# Task brief
Copy, from the data below, every line that has "Punkt" in it.

# Data records
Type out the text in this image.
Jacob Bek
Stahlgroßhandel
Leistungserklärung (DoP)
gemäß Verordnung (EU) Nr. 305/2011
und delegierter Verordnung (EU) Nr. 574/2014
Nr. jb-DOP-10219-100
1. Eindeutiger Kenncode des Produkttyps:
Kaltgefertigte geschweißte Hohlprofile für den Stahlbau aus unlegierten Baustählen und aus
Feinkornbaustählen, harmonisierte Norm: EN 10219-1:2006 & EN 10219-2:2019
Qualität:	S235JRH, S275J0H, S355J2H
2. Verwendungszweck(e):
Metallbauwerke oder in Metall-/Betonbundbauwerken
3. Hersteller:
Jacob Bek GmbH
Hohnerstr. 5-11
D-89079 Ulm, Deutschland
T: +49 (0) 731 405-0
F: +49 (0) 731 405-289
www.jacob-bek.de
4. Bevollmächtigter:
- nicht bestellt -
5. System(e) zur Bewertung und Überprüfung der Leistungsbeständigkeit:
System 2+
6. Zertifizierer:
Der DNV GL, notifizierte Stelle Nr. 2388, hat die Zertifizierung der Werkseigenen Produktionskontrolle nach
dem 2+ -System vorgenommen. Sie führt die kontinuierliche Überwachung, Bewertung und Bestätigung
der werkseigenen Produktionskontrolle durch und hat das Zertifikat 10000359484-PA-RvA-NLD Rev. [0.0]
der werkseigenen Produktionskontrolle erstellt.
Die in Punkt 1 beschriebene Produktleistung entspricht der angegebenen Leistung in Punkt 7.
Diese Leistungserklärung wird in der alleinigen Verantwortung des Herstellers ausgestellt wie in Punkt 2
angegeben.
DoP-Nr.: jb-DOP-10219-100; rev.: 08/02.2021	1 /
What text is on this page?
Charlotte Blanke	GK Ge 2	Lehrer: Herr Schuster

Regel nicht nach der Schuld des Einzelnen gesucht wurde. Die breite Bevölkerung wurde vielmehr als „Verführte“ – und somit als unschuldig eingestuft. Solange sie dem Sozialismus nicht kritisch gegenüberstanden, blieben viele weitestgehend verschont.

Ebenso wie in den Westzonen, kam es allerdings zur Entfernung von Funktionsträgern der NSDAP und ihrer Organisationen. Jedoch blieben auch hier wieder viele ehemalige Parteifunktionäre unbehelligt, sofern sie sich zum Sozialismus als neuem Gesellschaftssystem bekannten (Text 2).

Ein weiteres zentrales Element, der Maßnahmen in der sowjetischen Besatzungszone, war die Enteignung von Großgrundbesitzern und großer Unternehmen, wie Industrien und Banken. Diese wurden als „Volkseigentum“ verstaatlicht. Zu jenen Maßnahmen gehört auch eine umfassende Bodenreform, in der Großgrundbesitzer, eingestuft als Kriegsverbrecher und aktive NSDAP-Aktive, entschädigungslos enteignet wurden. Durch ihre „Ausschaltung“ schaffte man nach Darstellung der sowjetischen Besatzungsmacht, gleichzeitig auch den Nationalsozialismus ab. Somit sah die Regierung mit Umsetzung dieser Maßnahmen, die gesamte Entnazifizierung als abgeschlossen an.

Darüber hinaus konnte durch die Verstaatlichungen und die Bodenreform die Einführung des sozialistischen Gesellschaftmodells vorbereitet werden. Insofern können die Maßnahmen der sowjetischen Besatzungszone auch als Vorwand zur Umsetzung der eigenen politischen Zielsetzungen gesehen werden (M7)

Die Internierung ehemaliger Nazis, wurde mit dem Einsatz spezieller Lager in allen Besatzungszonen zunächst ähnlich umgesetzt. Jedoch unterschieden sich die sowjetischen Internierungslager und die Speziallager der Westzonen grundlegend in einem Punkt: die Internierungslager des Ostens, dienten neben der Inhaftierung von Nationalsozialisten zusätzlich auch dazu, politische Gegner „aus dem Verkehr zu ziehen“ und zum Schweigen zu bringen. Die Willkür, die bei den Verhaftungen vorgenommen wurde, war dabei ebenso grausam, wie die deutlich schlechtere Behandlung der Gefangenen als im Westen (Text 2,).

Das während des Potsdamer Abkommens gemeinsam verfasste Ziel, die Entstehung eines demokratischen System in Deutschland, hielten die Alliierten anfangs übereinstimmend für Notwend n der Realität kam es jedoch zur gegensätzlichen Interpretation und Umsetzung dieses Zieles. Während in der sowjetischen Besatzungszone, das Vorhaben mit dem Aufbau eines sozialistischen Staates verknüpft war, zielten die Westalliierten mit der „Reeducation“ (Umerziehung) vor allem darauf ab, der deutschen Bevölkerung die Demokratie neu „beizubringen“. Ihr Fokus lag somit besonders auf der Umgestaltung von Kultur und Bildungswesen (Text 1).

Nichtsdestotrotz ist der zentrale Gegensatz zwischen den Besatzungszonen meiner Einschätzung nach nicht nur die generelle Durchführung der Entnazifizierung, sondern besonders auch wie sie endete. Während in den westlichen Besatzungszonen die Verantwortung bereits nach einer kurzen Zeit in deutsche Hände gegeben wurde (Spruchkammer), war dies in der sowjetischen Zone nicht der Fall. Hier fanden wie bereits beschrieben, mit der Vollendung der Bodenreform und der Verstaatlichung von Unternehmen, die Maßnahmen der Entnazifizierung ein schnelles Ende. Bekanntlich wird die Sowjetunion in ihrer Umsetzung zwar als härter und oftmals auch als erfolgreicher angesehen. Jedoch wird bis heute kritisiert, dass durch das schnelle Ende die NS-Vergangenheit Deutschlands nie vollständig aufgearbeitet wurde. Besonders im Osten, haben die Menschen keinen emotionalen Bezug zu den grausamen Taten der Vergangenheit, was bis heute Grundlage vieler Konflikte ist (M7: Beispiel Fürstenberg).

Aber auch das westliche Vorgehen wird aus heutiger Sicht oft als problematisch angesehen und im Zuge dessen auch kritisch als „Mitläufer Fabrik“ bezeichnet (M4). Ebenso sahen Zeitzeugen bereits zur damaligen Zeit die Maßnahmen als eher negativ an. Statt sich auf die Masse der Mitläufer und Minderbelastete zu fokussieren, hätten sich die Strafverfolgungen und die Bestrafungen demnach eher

# Your response
Die in Punkt 1 beschriebene Produktleistung entspricht der angegebenen Leistung in Punkt 7.
Diese Leistungserklärung wird in der alleinigen Verantwortung des Herstellers ausgestellt wie in Punkt 2
Die Internierung ehemaliger Nazis, wurde mit dem Einsatz spezieller Lager in allen Besatzungszonen zunächst ähnlich umgesetzt. Jedoch unterschieden sich die sowjetischen Internierungslager und die Speziallager der Westzonen grundlegend in einem Punkt: die Internierungslager des Ostens, dienten neben der Inhaftierung von Nationalsozialisten zusätzlich auch dazu, politische Gegner „aus dem Verkehr zu ziehen“ und zum Schweigen zu bringen. Die Willkür, die bei den Verhaftungen vorgenommen wurde, war dabei ebenso grausam, wie die deutlich schlechtere Behandlung der Gefangenen als im Westen (Text 2,).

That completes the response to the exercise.